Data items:
= = = = = = =

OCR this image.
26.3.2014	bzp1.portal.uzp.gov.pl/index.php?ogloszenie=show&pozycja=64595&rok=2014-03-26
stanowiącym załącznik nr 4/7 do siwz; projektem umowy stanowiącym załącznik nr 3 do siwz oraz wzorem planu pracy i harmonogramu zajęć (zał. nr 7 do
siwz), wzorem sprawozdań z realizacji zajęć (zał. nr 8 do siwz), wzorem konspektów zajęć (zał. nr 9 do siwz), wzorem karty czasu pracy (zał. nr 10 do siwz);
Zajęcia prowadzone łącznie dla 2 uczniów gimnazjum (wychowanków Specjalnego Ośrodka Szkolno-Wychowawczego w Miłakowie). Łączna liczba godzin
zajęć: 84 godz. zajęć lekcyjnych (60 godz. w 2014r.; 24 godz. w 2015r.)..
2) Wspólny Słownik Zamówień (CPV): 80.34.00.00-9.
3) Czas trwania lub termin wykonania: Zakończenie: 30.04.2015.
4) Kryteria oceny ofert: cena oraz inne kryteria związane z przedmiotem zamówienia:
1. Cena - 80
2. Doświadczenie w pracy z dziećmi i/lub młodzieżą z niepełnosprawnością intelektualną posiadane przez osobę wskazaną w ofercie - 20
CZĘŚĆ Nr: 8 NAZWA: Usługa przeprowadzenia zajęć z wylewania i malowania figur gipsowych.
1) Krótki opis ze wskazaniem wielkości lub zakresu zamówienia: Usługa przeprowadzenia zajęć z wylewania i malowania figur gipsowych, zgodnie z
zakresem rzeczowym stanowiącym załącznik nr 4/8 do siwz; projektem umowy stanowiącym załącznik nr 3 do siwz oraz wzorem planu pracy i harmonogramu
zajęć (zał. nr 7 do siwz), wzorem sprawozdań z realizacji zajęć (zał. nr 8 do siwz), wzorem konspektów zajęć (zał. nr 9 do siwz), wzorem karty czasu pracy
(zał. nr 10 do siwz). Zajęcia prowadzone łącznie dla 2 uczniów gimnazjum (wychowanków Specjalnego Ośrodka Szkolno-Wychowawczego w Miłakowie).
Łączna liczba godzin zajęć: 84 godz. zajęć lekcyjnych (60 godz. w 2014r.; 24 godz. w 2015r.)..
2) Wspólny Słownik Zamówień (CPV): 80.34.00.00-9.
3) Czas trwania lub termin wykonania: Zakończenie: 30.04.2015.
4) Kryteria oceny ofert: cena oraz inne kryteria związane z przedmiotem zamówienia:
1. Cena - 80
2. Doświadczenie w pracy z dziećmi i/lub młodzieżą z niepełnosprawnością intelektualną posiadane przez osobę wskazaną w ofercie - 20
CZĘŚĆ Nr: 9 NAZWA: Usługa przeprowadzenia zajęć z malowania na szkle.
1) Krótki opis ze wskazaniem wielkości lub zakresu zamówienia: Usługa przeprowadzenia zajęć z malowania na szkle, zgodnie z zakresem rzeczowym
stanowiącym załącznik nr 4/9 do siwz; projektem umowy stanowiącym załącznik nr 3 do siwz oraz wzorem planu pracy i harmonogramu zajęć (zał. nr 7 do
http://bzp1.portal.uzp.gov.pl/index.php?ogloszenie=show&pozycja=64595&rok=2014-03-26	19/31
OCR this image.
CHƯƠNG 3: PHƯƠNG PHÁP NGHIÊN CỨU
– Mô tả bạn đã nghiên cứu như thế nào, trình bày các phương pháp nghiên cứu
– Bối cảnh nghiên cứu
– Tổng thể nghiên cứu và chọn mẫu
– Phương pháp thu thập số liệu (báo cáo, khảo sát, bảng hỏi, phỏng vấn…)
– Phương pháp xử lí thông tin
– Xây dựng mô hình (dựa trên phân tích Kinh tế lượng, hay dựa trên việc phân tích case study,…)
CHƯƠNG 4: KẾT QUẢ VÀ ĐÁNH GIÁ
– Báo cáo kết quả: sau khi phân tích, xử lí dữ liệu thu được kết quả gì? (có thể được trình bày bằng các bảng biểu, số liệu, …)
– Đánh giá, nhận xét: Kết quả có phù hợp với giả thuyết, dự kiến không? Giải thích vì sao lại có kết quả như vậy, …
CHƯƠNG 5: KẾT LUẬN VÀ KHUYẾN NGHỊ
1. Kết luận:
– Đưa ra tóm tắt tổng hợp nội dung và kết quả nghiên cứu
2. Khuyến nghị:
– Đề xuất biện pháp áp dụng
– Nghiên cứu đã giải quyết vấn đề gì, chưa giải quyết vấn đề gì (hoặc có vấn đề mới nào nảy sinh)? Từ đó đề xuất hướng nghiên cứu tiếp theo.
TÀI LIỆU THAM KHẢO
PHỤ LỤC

= = = = = = =

### Exercise directions:
Nothing should be left out: return all of the records exactly.

### Full output:
OCR this image.
26.3.2014	bzp1.portal.uzp.gov.pl/index.php?ogloszenie=show&pozycja=64595&rok=2014-03-26
stanowiącym załącznik nr 4/7 do siwz; projektem umowy stanowiącym załącznik nr 3 do siwz oraz wzorem planu pracy i harmonogramu zajęć (zał. nr 7 do
siwz), wzorem sprawozdań z realizacji zajęć (zał. nr 8 do siwz), wzorem konspektów zajęć (zał. nr 9 do siwz), wzorem karty czasu pracy (zał. nr 10 do siwz);
Zajęcia prowadzone łącznie dla 2 uczniów gimnazjum (wychowanków Specjalnego Ośrodka Szkolno-Wychowawczego w Miłakowie). Łączna liczba godzin
zajęć: 84 godz. zajęć lekcyjnych (60 godz. w 2014r.; 24 godz. w 2015r.)..
2) Wspólny Słownik Zamówień (CPV): 80.34.00.00-9.
3) Czas trwania lub termin wykonania: Zakończenie: 30.04.2015.
4) Kryteria oceny ofert: cena oraz inne kryteria związane z przedmiotem zamówienia:
1. Cena - 80
2. Doświadczenie w pracy z dziećmi i/lub młodzieżą z niepełnosprawnością intelektualną posiadane przez osobę wskazaną w ofercie - 20
CZĘŚĆ Nr: 8 NAZWA: Usługa przeprowadzenia zajęć z wylewania i malowania figur gipsowych.
1) Krótki opis ze wskazaniem wielkości lub zakresu zamówienia: Usługa przeprowadzenia zajęć z wylewania i malowania figur gipsowych, zgodnie z
zakresem rzeczowym stanowiącym załącznik nr 4/8 do siwz; projektem umowy stanowiącym załącznik nr 3 do siwz oraz wzorem planu pracy i harmonogramu
zajęć (zał. nr 7 do siwz), wzorem sprawozdań z realizacji zajęć (zał. nr 8 do siwz), wzorem konspektów zajęć (zał. nr 9 do siwz), wzorem karty czasu pracy
(zał. nr 10 do siwz). Zajęcia prowadzone łącznie dla 2 uczniów gimnazjum (wychowanków Specjalnego Ośrodka Szkolno-Wychowawczego w Miłakowie).
Łączna liczba godzin zajęć: 84 godz. zajęć lekcyjnych (60 godz. w 2014r.; 24 godz. w 2015r.)..
2) Wspólny Słownik Zamówień (CPV): 80.34.00.00-9.
3) Czas trwania lub termin wykonania: Zakończenie: 30.04.2015.
4) Kryteria oceny ofert: cena oraz inne kryteria związane z przedmiotem zamówienia:
1. Cena - 80
2. Doświadczenie w pracy z dziećmi i/lub młodzieżą z niepełnosprawnością intelektualną posiadane przez osobę wskazaną w ofercie - 20
CZĘŚĆ Nr: 9 NAZWA: Usługa przeprowadzenia zajęć z malowania na szkle.
1) Krótki opis ze wskazaniem wielkości lub zakresu zamówienia: Usługa przeprowadzenia zajęć z malowania na szkle, zgodnie z zakresem rzeczowym
stanowiącym załącznik nr 4/9 do siwz; projektem umowy stanowiącym załącznik nr 3 do siwz oraz wzorem planu pracy i harmonogramu zajęć (zał. nr 7 do
http://bzp1.portal.uzp.gov.pl/index.php?ogloszenie=show&pozycja=64595&rok=2014-03-26	19/31
OCR this image.
CHƯƠNG 3: PHƯƠNG PHÁP NGHIÊN CỨU
– Mô tả bạn đã nghiên cứu như thế nào, trình bày các phương pháp nghiên cứu
– Bối cảnh nghiên cứu
– Tổng thể nghiên cứu và chọn mẫu
– Phương pháp thu thập số liệu (báo cáo, khảo sát, bảng hỏi, phỏng vấn…)
– Phương pháp xử lí thông tin
– Xây dựng mô hình (dựa trên phân tích Kinh tế lượng, hay dựa trên việc phân tích case study,…)
CHƯƠNG 4: KẾT QUẢ VÀ ĐÁNH GIÁ
– Báo cáo kết quả: sau khi phân tích, xử lí dữ liệu thu được kết quả gì? (có thể được trình bày bằng các bảng biểu, số liệu, …)
– Đánh giá, nhận xét: Kết quả có phù hợp với giả thuyết, dự kiến không? Giải thích vì sao lại có kết quả như vậy, …
CHƯƠNG 5: KẾT LUẬN VÀ KHUYẾN NGHỊ
1. Kết luận:
– Đưa ra tóm tắt tổng hợp nội dung và kết quả nghiên cứu
2. Khuyến nghị:
– Đề xuất biện pháp áp dụng
– Nghiên cứu đã giải quyết vấn đề gì, chưa giải quyết vấn đề gì (hoặc có vấn đề mới nào nảy sinh)? Từ đó đề xuất hướng nghiên cứu tiếp theo.
TÀI LIỆU THAM KHẢO
PHỤ LỤC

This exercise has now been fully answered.